**DATA RECORDS**

***

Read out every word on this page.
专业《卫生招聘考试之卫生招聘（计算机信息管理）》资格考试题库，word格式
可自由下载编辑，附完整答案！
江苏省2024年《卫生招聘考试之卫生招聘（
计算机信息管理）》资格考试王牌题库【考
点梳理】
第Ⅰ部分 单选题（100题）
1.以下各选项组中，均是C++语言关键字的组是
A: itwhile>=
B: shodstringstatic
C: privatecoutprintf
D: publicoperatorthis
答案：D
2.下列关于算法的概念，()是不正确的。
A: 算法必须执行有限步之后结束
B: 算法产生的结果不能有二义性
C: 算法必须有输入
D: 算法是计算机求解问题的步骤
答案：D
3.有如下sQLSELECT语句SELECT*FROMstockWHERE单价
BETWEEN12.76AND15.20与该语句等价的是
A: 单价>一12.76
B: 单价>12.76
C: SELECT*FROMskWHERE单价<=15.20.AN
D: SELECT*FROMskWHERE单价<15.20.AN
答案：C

***

**WORK TO DO**
State how many lines of the listing include "FROMskWHERE单价", and nothing more.

**EXPECTED OUTPUT**
2